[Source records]
★ ★ ★ ★ ★ ★ ★

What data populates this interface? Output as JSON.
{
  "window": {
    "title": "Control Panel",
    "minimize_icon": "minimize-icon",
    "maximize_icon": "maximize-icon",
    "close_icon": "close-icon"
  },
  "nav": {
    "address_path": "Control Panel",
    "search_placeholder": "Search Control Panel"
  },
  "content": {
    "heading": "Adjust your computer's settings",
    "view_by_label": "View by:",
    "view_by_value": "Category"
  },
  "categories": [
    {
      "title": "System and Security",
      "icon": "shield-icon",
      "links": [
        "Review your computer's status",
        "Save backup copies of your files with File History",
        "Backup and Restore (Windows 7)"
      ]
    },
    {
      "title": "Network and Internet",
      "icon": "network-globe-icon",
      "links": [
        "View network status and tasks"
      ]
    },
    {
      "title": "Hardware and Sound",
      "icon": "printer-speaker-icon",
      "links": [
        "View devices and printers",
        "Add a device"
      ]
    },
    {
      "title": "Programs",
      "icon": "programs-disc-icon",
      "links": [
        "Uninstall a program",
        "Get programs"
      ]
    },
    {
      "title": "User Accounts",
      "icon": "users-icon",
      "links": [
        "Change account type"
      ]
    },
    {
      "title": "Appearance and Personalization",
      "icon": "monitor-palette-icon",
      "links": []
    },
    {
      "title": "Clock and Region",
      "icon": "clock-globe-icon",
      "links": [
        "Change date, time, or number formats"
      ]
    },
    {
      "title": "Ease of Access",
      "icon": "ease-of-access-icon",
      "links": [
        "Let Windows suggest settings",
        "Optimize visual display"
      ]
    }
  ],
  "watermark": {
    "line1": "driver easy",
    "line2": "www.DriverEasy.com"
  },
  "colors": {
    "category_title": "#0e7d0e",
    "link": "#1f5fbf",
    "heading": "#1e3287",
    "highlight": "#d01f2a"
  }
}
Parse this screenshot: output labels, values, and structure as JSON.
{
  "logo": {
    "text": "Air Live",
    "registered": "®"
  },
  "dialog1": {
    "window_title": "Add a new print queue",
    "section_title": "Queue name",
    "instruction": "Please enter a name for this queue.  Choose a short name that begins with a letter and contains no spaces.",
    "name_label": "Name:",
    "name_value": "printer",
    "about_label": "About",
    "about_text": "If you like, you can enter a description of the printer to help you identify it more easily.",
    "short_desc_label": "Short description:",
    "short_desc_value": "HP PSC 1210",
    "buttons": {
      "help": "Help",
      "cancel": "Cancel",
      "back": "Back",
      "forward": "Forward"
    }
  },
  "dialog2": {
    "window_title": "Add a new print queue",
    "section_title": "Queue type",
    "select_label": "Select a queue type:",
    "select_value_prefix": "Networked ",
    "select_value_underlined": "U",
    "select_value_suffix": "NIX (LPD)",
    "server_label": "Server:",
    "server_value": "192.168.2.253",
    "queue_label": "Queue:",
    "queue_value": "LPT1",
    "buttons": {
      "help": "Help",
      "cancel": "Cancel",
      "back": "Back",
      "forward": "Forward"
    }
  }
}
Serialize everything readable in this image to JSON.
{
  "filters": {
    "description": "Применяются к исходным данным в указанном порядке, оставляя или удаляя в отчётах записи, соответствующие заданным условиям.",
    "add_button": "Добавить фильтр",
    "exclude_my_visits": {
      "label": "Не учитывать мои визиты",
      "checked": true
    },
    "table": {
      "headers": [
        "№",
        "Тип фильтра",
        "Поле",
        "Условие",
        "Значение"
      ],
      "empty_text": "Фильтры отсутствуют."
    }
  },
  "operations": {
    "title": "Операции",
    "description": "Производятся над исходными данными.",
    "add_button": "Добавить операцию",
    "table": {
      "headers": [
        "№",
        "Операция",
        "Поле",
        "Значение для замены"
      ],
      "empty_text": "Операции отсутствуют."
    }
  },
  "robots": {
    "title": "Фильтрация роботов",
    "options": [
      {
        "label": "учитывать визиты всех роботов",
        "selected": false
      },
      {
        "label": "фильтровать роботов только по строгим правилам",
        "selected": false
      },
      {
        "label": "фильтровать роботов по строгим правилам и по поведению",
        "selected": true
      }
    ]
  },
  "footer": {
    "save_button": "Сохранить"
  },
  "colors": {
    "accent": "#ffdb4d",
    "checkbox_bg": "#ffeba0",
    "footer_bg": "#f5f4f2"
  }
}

★ ★ ★ ★ ★ ★ ★

*Your task*: Transcribe each entry exactly.

*Response to the exercise*:
What data populates this interface? Output as JSON.
{
  "window": {
    "title": "Control Panel",
    "minimize_icon": "minimize-icon",
    "maximize_icon": "maximize-icon",
    "close_icon": "close-icon"
  },
  "nav": {
    "address_path": "Control Panel",
    "search_placeholder": "Search Control Panel"
  },
  "content": {
    "heading": "Adjust your computer's settings",
    "view_by_label": "View by:",
    "view_by_value": "Category"
  },
  "categories": [
    {
      "title": "System and Security",
      "icon": "shield-icon",
      "links": [
        "Review your computer's status",
        "Save backup copies of your files with File History",
        "Backup and Restore (Windows 7)"
      ]
    },
    {
      "title": "Network and Internet",
      "icon": "network-globe-icon",
      "links": [
        "View network status and tasks"
      ]
    },
    {
      "title": "Hardware and Sound",
      "icon": "printer-speaker-icon",
      "links": [
        "View devices and printers",
        "Add a device"
      ]
    },
    {
      "title": "Programs",
      "icon": "programs-disc-icon",
      "links": [
        "Uninstall a program",
        "Get programs"
      ]
    },
    {
      "title": "User Accounts",
      "icon": "users-icon",
      "links": [
        "Change account type"
      ]
    },
    {
      "title": "Appearance and Personalization",
      "icon": "monitor-palette-icon",
      "links": []
    },
    {
      "title": "Clock and Region",
      "icon": "clock-globe-icon",
      "links": [
        "Change date, time, or number formats"
      ]
    },
    {
      "title": "Ease of Access",
      "icon": "ease-of-access-icon",
      "links": [
        "Let Windows suggest settings",
        "Optimize visual display"
      ]
    }
  ],
  "watermark": {
    "line1": "driver easy",
    "line2": "www.DriverEasy.com"
  },
  "colors": {
    "category_title": "#0e7d0e",
    "link": "#1f5fbf",
    "heading": "#1e3287",
    "highlight": "#d01f2a"
  }
}
Parse this screenshot: output labels, values, and structure as JSON.
{
  "logo": {
    "text": "Air Live",
    "registered": "®"
  },
  "dialog1": {
    "window_title": "Add a new print queue",
    "section_title": "Queue name",
    "instruction": "Please enter a name for this queue.  Choose a short name that begins with a letter and contains no spaces.",
    "name_label": "Name:",
    "name_value": "printer",
    "about_label": "About",
    "about_text": "If you like, you can enter a description of the printer to help you identify it more easily.",
    "short_desc_label": "Short description:",
    "short_desc_value": "HP PSC 1210",
    "buttons": {
      "help": "Help",
      "cancel": "Cancel",
      "back": "Back",
      "forward": "Forward"
    }
  },
  "dialog2": {
    "window_title": "Add a new print queue",
    "section_title": "Queue type",
    "select_label": "Select a queue type:",
    "select_value_prefix": "Networked ",
    "select_value_underlined": "U",
    "select_value_suffix": "NIX (LPD)",
    "server_label": "Server:",
    "server_value": "192.168.2.253",
    "queue_label": "Queue:",
    "queue_value": "LPT1",
    "buttons": {
      "help": "Help",
      "cancel": "Cancel",
      "back": "Back",
      "forward": "Forward"
    }
  }
}
Serialize everything readable in this image to JSON.
{
  "filters": {
    "description": "Применяются к исходным данным в указанном порядке, оставляя или удаляя в отчётах записи, соответствующие заданным условиям.",
    "add_button": "Добавить фильтр",
    "exclude_my_visits": {
      "label": "Не учитывать мои визиты",
      "checked": true
    },
    "table": {
      "headers": [
        "№",
        "Тип фильтра",
        "Поле",
        "Условие",
        "Значение"
      ],
      "empty_text": "Фильтры отсутствуют."
    }
  },
  "operations": {
    "title": "Операции",
    "description": "Производятся над исходными данными.",
    "add_button": "Добавить операцию",
    "table": {
      "headers": [
        "№",
        "Операция",
        "Поле",
        "Значение для замены"
      ],
      "empty_text": "Операции отсутствуют."
    }
  },
  "robots": {
    "title": "Фильтрация роботов",
    "options": [
      {
        "label": "учитывать визиты всех роботов",
        "selected": false
      },
      {
        "label": "фильтровать роботов только по строгим правилам",
        "selected": false
      },
      {
        "label": "фильтровать роботов по строгим правилам и по поведению",
        "selected": true
      }
    ]
  },
  "footer": {
    "save_button": "Сохранить"
  },
  "colors": {
    "accent": "#ffdb4d",
    "checkbox_bg": "#ffeba0",
    "footer_bg": "#f5f4f2"
  }
}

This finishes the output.